◆ **Stated task**
From the listing below, pick out each line with the word "Grass".

------ Given information

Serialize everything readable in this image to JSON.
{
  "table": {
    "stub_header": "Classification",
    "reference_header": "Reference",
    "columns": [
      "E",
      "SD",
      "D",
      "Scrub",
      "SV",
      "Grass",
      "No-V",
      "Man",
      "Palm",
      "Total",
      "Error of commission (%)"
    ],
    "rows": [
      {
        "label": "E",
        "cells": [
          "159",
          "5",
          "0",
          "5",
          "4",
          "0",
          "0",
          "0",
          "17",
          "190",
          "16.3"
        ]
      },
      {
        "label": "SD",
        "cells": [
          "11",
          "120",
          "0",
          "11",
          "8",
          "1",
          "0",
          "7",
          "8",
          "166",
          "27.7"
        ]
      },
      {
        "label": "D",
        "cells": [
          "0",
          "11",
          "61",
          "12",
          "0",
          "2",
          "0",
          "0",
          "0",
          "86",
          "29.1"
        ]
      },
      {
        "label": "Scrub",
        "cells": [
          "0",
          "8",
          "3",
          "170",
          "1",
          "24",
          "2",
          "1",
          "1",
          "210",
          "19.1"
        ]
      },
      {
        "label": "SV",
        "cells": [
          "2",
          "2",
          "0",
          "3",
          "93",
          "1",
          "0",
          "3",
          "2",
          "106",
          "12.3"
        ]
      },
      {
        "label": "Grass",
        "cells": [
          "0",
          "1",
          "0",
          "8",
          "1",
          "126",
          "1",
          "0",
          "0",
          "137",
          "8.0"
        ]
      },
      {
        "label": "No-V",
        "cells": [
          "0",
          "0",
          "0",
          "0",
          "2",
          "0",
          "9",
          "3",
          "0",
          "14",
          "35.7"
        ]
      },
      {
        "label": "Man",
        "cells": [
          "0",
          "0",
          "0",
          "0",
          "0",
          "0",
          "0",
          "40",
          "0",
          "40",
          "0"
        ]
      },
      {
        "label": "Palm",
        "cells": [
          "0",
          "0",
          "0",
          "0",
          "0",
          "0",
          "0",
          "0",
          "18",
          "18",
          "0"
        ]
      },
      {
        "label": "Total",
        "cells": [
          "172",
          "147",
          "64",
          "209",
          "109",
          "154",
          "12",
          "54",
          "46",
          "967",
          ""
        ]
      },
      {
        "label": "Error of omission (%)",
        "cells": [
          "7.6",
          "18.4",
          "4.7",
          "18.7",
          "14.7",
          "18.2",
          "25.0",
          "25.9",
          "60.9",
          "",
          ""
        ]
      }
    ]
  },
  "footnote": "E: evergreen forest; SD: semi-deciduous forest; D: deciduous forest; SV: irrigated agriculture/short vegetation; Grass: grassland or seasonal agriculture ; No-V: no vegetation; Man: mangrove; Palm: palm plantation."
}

------------

◆ **Solved problem**
      "Grass",
        "label": "Grass",
  "footnote": "E: evergreen forest; SD: semi-deciduous forest; D: deciduous forest; SV: irrigated agriculture/short vegetation; Grass: grassland or seasonal agriculture ; No-V: no vegetation; Man: mangrove; Palm: palm plantation."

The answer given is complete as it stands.